→ TASK DIRECTIONS:
Copy each line holding the string "color".

→ ENTRIES:
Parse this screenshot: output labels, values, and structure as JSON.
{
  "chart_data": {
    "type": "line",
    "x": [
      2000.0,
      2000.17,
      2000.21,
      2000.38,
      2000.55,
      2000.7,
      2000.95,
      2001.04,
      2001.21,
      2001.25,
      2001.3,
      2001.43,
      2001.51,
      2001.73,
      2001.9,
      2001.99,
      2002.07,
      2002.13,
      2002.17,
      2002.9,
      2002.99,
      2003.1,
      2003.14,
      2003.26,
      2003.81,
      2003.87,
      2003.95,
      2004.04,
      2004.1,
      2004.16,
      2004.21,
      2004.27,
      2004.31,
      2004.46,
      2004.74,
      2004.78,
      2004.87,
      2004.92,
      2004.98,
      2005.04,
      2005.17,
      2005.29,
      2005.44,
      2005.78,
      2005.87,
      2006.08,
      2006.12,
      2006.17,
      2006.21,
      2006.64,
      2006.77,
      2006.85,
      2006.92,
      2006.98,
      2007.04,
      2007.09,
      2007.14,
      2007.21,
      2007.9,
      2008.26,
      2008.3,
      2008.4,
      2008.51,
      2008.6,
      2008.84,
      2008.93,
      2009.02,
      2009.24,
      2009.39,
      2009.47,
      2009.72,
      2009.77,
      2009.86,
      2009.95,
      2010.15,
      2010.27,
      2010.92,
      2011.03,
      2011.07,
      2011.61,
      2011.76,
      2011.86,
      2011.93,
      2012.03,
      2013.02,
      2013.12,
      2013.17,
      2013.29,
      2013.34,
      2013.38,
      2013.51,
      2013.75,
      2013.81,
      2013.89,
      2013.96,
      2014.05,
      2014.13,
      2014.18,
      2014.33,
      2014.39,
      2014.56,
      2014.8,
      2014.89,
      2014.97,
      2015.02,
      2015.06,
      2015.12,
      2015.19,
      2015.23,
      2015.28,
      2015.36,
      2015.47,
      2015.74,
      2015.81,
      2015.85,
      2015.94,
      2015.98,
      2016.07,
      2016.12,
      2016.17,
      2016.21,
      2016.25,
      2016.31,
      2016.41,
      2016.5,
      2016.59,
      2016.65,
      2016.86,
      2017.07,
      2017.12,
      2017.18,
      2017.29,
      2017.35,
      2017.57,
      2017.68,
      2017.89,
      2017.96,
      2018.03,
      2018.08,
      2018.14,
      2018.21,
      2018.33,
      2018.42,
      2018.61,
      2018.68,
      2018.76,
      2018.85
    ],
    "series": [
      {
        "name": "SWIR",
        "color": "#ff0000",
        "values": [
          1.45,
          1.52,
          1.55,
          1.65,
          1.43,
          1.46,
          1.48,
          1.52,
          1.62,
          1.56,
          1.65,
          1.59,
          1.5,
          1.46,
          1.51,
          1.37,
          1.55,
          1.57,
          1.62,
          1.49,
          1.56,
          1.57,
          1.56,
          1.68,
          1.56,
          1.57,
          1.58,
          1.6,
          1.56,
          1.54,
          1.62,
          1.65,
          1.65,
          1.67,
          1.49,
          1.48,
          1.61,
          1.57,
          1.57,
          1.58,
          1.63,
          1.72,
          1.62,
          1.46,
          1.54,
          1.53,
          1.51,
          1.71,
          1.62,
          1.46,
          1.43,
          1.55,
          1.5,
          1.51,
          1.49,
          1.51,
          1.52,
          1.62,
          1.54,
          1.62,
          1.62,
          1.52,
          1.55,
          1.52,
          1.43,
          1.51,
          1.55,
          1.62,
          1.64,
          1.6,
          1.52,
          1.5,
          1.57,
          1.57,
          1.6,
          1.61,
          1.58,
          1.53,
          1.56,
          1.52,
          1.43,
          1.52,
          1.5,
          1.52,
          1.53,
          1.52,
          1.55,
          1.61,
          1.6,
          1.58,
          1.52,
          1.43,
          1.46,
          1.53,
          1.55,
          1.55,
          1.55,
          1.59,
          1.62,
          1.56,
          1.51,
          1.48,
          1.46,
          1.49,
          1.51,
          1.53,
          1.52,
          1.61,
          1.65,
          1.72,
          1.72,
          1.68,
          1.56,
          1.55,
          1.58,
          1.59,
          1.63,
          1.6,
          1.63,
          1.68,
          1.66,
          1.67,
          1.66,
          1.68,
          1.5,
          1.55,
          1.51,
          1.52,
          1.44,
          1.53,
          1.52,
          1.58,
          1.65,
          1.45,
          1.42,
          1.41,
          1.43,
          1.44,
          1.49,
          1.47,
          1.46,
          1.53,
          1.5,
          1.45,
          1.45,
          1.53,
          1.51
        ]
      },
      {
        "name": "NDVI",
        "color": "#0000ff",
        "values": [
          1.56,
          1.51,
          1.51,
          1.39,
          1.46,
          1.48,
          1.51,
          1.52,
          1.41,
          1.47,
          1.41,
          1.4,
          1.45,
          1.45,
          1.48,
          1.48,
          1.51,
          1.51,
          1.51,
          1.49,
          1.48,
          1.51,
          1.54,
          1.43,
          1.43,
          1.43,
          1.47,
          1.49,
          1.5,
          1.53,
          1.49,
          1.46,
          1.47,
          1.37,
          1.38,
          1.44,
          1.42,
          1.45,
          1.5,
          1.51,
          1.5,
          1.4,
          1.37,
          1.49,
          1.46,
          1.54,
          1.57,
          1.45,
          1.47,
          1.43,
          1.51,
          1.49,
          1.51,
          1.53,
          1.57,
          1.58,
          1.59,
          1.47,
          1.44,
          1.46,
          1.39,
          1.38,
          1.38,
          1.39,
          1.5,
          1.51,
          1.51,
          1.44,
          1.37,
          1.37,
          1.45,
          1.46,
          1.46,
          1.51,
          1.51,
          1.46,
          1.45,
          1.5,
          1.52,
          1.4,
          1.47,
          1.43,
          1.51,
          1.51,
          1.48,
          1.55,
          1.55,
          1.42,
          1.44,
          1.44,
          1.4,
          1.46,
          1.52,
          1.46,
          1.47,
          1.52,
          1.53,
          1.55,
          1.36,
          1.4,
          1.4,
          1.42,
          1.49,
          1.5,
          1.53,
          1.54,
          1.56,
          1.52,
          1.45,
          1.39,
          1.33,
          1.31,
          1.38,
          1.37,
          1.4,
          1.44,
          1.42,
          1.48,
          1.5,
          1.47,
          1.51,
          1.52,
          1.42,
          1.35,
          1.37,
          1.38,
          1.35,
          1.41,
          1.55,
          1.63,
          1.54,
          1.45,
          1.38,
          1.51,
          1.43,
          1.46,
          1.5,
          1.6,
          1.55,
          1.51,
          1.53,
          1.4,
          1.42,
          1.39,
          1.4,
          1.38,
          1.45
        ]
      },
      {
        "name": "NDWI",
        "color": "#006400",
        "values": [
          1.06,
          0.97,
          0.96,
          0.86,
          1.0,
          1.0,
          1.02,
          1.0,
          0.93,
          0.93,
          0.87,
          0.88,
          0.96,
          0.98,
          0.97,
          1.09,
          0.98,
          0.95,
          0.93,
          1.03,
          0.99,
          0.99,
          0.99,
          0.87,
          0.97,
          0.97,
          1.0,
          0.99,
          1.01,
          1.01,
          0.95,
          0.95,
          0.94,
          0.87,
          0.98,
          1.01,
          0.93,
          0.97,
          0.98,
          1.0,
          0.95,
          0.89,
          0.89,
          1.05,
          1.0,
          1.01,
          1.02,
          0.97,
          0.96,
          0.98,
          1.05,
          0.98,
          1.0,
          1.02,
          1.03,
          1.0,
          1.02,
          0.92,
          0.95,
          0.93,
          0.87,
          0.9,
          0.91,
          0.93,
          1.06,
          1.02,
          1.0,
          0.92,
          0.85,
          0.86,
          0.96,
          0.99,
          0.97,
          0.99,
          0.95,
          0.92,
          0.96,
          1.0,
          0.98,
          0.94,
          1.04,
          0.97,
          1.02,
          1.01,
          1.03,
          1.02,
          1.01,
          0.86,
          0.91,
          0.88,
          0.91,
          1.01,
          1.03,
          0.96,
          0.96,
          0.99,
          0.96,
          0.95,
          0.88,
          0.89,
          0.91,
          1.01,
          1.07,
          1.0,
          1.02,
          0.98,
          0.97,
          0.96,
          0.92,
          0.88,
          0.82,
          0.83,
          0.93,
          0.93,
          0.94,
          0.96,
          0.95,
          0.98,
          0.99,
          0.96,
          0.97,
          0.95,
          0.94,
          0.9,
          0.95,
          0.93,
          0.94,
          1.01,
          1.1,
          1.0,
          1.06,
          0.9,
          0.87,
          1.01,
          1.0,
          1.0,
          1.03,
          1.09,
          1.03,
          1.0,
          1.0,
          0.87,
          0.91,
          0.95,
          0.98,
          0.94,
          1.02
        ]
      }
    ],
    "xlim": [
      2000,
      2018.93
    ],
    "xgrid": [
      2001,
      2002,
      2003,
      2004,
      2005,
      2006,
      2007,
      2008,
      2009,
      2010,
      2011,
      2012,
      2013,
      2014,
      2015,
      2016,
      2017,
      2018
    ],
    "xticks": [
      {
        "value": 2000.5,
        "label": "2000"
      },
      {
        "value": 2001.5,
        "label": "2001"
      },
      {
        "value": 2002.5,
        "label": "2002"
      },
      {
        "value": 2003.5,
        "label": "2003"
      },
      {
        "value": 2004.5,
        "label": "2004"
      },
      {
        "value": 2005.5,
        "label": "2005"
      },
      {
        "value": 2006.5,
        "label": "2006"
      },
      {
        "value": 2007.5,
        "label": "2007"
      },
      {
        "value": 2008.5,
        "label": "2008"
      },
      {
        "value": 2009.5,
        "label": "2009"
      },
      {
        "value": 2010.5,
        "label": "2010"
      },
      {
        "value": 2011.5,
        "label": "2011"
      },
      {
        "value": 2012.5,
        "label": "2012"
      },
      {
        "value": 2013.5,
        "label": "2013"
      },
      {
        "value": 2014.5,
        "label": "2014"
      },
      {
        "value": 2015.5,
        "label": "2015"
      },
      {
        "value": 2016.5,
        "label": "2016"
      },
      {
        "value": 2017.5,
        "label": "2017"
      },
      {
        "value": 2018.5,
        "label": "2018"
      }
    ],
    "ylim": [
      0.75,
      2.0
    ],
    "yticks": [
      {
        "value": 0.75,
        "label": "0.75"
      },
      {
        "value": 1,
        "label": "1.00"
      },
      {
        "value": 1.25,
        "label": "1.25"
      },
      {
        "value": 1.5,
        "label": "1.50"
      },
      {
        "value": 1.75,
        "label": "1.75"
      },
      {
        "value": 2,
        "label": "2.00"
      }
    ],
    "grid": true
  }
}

→ SOLUTION BELOW:
        "color": "#ff0000",
        "color": "#0000ff",
        "color": "#006400",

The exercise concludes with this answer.